--- start of Task inputs ---
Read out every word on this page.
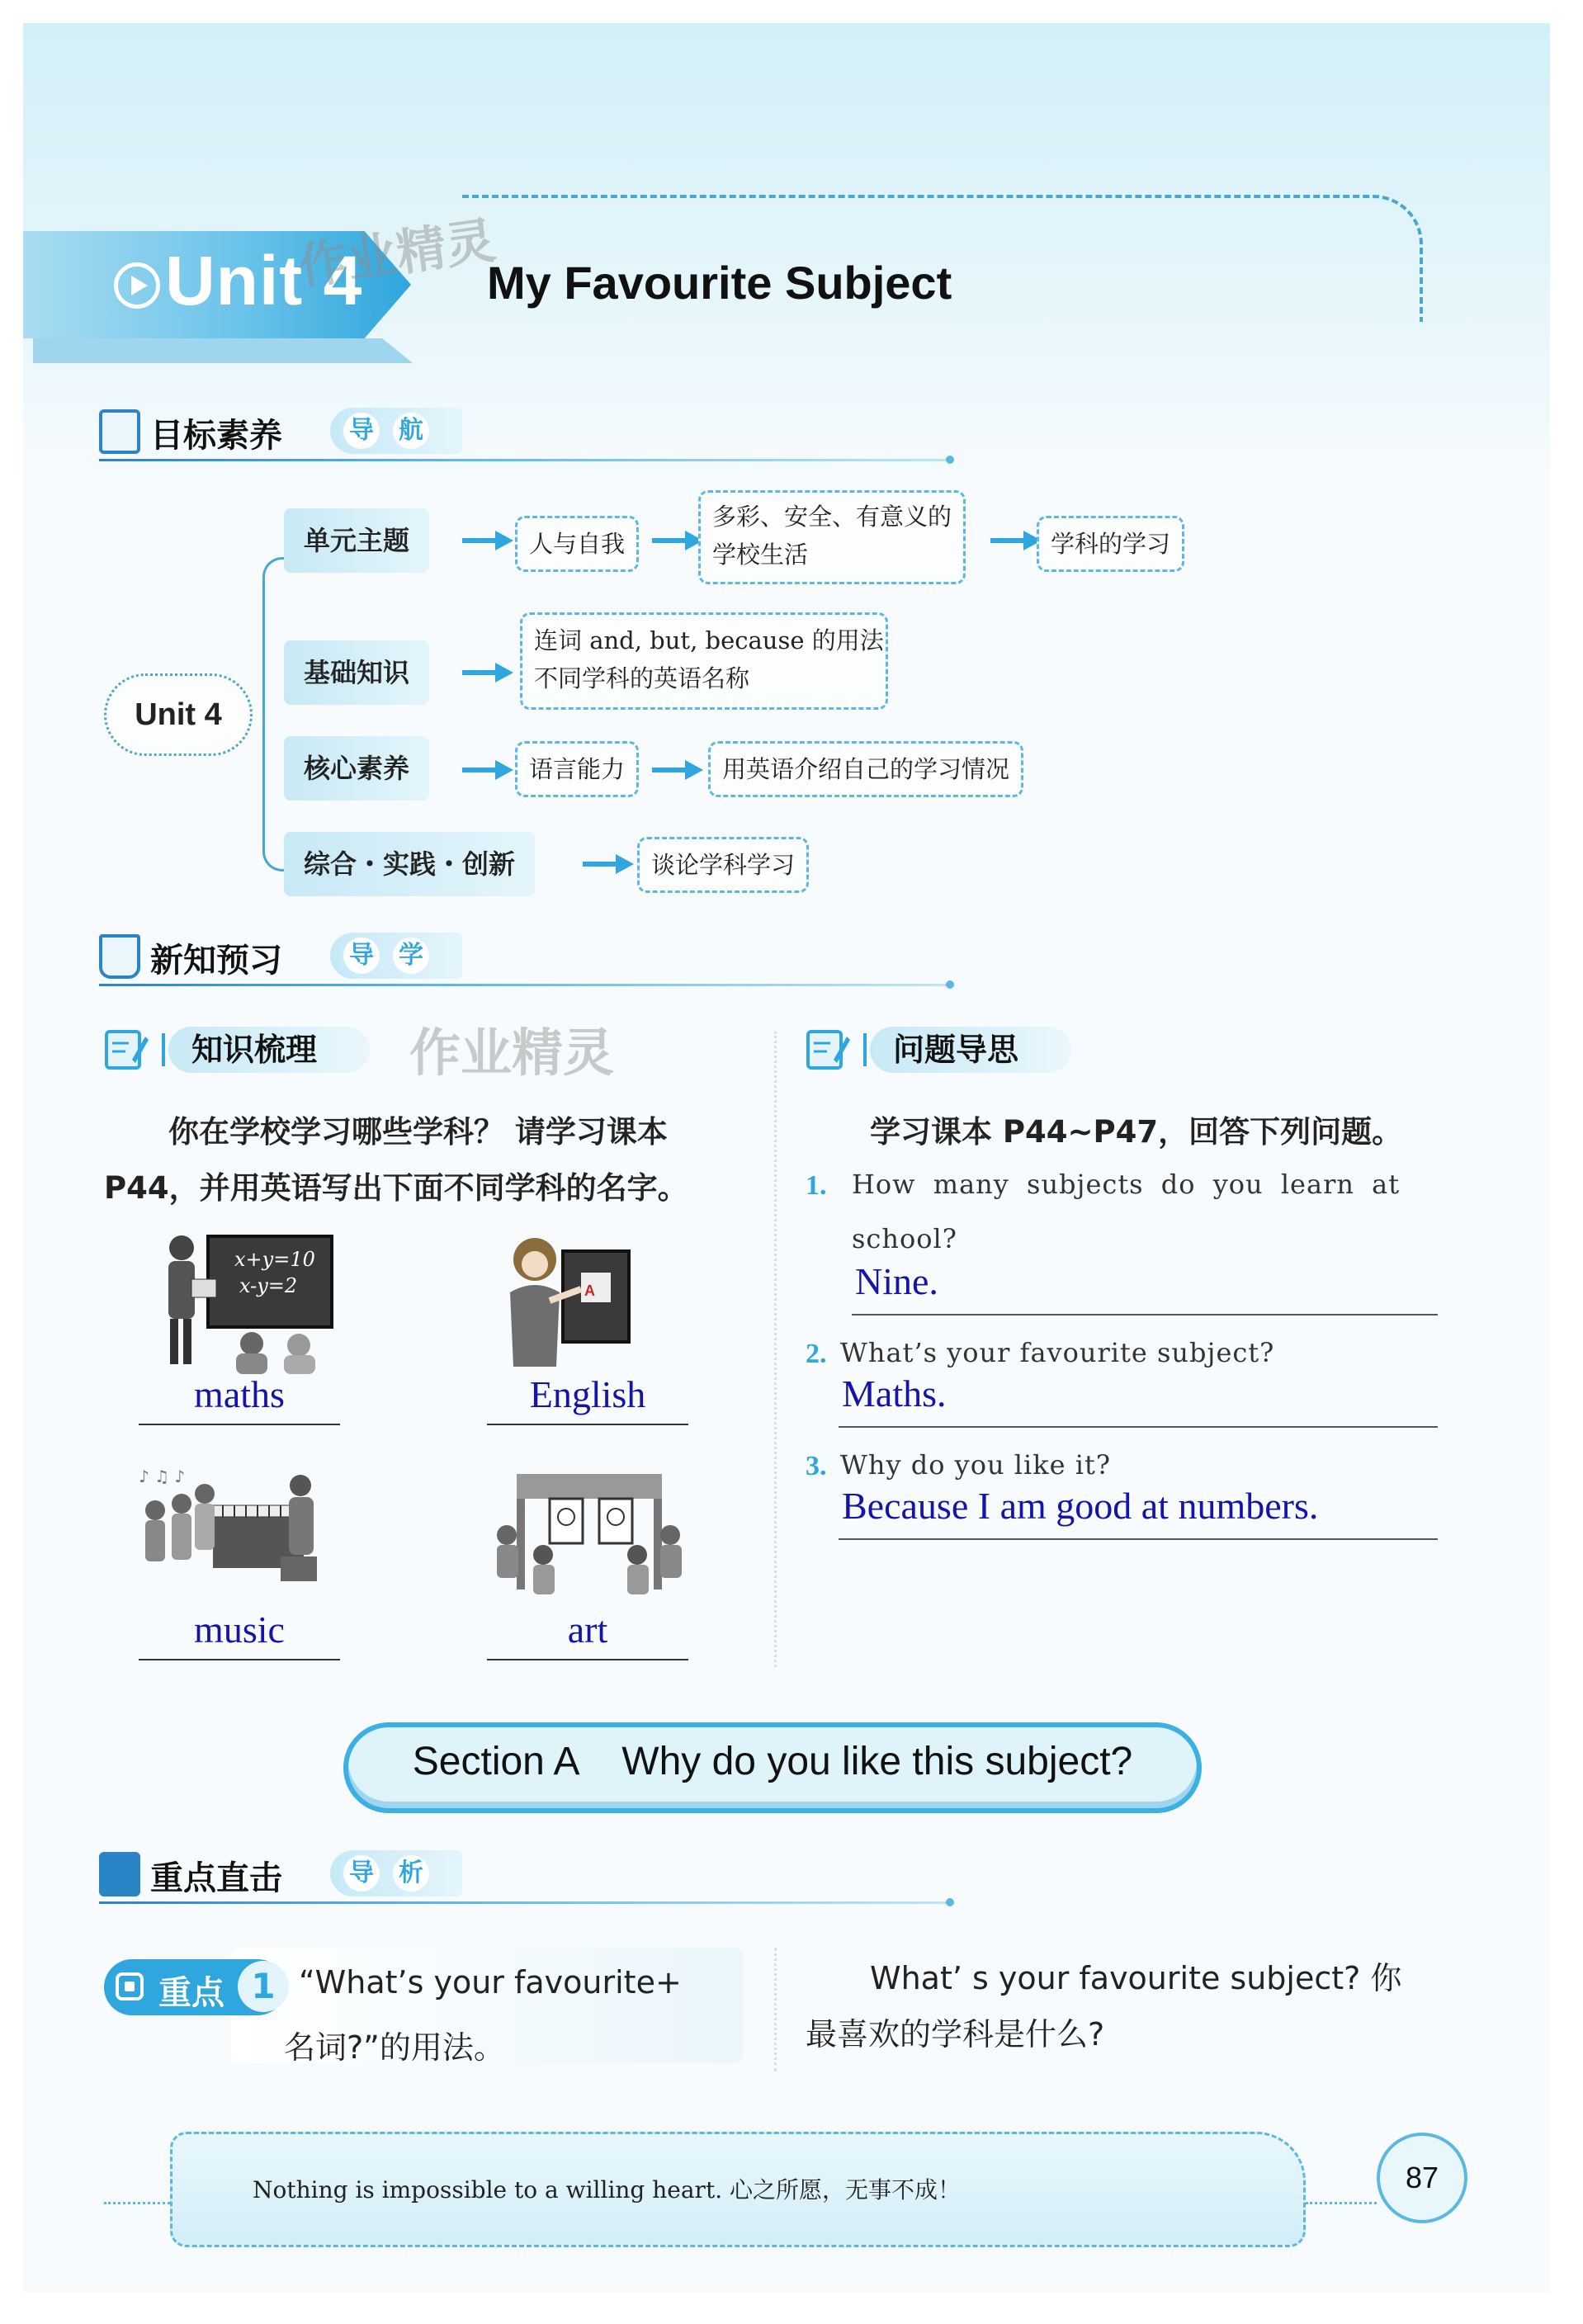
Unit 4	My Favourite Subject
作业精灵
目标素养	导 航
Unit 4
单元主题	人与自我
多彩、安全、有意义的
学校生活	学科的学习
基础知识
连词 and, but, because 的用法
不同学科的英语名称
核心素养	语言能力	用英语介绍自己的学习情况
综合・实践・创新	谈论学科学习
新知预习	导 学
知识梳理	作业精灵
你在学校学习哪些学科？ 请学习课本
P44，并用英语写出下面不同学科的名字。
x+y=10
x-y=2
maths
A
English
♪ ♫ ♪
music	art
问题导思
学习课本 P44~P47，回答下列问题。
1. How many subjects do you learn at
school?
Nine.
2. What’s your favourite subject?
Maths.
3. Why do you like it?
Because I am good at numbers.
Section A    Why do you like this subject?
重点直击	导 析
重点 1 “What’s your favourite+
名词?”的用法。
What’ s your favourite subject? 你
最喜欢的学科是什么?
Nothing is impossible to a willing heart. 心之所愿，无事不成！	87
--- end of Task inputs ---
◆ Required work
Repeat all of the records verbatim, leaving out the pictures.

◆ Answer to this task
Read out every word on this page.
Unit 4	My Favourite Subject
作业精灵
目标素养	导 航
Unit 4
单元主题	人与自我
多彩、安全、有意义的
学校生活	学科的学习
基础知识
连词 and, but, because 的用法
不同学科的英语名称
核心素养	语言能力	用英语介绍自己的学习情况
综合・实践・创新	谈论学科学习
新知预习	导 学
知识梳理	作业精灵
你在学校学习哪些学科？ 请学习课本
P44，并用英语写出下面不同学科的名字。
x+y=10
x-y=2
maths
A
English
♪ ♫ ♪
music	art
问题导思
学习课本 P44~P47，回答下列问题。
1. How many subjects do you learn at
school?
Nine.
2. What’s your favourite subject?
Maths.
3. Why do you like it?
Because I am good at numbers.
Section A    Why do you like this subject?
重点直击	导 析
重点 1 “What’s your favourite+
名词?”的用法。
What’ s your favourite subject? 你
最喜欢的学科是什么?
Nothing is impossible to a willing heart. 心之所愿，无事不成！	87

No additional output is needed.